Work instructions: Search the records for "grid". Copy every line where it appears.

Data for processing:
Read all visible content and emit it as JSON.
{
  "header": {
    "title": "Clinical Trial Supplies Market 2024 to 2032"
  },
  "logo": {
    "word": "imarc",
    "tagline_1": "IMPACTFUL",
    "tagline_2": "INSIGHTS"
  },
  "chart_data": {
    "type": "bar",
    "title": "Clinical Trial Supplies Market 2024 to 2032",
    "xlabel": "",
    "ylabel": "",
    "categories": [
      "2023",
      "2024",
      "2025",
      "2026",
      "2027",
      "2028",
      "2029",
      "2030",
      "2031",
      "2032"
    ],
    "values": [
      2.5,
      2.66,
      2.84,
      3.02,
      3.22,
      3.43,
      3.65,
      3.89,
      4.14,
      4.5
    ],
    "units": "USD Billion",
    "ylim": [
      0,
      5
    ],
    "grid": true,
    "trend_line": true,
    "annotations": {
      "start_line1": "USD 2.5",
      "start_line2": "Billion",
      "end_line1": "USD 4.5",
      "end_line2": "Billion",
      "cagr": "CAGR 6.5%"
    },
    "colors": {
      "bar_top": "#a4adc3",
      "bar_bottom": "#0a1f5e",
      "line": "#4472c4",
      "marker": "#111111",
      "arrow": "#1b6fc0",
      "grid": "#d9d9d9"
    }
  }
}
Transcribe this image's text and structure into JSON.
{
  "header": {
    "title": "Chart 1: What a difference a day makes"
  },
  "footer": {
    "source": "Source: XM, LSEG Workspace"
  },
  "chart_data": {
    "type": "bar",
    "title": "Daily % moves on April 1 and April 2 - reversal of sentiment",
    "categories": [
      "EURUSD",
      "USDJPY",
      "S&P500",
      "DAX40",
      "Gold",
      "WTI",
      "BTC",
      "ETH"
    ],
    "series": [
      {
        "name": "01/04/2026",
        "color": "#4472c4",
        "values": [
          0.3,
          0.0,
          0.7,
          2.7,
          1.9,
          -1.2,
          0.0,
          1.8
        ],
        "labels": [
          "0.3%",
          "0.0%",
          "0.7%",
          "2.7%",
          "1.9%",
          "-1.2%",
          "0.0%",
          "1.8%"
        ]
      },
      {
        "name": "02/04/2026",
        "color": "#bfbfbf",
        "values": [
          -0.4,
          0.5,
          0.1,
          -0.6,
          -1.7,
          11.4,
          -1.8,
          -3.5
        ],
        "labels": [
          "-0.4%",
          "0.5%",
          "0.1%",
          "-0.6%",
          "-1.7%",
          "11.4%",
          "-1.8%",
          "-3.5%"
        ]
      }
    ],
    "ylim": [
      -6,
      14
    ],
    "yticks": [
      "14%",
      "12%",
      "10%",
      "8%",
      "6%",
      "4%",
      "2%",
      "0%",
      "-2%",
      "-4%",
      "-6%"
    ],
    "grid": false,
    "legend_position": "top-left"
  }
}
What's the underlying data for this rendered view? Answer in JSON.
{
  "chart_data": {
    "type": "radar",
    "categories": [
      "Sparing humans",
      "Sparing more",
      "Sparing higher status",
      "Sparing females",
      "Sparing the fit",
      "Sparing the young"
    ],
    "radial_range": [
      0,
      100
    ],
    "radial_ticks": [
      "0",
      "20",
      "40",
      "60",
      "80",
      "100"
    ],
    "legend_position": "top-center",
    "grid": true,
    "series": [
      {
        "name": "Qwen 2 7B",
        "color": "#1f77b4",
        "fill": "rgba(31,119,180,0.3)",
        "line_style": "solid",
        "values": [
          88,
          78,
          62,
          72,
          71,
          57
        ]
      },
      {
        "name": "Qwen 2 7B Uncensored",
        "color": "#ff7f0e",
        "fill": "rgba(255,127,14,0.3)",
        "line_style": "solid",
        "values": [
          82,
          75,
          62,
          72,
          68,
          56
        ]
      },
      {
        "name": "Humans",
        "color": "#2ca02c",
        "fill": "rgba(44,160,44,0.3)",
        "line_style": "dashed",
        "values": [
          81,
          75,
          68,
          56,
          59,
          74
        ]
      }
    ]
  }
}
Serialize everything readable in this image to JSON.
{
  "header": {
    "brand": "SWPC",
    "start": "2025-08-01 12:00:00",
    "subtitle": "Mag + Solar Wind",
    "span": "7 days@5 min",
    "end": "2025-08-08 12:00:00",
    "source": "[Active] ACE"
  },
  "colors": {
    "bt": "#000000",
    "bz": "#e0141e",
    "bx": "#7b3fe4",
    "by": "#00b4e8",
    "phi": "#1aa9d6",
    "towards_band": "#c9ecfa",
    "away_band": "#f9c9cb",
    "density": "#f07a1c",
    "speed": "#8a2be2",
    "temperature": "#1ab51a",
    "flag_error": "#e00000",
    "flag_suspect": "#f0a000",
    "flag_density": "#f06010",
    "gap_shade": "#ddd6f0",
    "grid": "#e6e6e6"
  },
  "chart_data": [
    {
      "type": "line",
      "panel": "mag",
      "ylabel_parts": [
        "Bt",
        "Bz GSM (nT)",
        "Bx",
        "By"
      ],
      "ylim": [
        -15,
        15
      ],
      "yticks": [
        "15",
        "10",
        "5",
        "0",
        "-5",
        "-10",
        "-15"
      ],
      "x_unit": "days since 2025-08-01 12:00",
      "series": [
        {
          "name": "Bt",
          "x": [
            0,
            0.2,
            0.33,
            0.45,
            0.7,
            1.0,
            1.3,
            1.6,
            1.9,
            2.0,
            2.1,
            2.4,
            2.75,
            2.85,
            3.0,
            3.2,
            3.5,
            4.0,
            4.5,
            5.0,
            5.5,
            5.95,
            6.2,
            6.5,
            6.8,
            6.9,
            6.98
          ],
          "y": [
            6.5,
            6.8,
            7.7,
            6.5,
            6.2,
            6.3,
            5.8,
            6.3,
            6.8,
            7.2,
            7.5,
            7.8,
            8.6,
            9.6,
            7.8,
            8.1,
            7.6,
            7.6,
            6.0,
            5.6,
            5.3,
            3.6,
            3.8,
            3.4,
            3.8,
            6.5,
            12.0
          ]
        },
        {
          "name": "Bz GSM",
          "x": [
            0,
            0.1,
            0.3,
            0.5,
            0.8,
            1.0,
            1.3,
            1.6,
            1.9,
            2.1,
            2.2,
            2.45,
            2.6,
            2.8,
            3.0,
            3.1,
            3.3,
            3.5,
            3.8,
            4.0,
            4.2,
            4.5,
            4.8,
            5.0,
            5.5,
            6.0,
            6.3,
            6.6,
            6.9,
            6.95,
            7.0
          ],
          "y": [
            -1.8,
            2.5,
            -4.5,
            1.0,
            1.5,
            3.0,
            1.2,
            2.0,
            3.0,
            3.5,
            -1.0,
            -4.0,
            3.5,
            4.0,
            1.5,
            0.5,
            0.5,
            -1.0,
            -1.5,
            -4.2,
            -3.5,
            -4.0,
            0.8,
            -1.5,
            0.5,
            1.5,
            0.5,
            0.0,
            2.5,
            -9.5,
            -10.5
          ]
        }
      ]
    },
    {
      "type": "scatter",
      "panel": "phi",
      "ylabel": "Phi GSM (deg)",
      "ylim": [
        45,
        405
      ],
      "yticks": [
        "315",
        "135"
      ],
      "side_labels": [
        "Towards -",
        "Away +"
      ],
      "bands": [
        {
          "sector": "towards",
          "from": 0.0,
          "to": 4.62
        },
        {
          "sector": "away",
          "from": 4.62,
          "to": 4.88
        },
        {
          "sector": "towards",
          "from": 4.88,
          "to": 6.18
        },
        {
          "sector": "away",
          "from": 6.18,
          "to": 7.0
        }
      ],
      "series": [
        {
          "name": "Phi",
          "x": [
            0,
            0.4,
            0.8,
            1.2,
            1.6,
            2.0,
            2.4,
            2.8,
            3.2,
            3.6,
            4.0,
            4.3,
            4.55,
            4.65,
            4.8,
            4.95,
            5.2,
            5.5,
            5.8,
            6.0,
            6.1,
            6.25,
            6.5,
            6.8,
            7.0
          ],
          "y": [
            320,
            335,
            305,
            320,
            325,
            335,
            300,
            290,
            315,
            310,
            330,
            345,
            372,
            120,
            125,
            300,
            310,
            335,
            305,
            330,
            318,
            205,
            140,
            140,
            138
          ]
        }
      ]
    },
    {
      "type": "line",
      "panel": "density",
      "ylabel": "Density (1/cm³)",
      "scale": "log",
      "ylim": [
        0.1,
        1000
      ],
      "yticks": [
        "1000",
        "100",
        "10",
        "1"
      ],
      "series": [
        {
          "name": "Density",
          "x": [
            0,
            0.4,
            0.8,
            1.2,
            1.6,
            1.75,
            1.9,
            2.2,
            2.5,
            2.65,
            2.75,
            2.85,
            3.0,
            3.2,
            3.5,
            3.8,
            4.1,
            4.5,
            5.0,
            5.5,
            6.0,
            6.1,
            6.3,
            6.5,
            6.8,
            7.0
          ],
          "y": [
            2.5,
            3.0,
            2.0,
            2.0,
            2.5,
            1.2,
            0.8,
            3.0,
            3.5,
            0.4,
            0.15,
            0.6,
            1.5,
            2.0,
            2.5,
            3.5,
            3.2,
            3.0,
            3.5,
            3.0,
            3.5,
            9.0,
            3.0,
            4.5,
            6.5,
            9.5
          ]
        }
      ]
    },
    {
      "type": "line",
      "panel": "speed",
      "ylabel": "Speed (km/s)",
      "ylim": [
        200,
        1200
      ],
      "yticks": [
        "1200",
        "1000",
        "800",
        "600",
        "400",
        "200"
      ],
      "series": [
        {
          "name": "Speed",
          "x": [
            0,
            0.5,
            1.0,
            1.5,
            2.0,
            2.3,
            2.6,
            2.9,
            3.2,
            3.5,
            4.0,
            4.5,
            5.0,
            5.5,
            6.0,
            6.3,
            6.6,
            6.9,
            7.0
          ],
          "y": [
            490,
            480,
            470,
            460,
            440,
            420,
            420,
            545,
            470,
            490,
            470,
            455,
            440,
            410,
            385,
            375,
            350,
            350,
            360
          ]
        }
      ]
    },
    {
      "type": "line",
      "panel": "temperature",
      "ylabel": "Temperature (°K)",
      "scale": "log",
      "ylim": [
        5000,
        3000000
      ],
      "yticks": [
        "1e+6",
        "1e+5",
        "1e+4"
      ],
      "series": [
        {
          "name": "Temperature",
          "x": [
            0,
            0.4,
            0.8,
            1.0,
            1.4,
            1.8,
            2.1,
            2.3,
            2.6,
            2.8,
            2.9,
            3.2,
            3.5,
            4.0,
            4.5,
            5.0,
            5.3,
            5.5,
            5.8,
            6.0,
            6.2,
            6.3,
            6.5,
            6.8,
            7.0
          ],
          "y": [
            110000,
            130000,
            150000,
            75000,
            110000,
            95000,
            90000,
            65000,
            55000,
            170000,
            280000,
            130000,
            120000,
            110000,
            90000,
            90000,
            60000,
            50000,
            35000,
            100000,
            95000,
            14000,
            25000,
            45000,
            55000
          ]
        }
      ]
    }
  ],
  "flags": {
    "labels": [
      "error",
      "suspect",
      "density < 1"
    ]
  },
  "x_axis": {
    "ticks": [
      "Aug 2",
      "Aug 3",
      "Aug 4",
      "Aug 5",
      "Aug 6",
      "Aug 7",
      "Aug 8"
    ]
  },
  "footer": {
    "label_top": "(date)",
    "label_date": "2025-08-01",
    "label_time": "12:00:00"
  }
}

Reply:
    "grid": true,
      "grid": "#d9d9d9"
    "grid": false,
    "grid": true,
    "grid": "#e6e6e6"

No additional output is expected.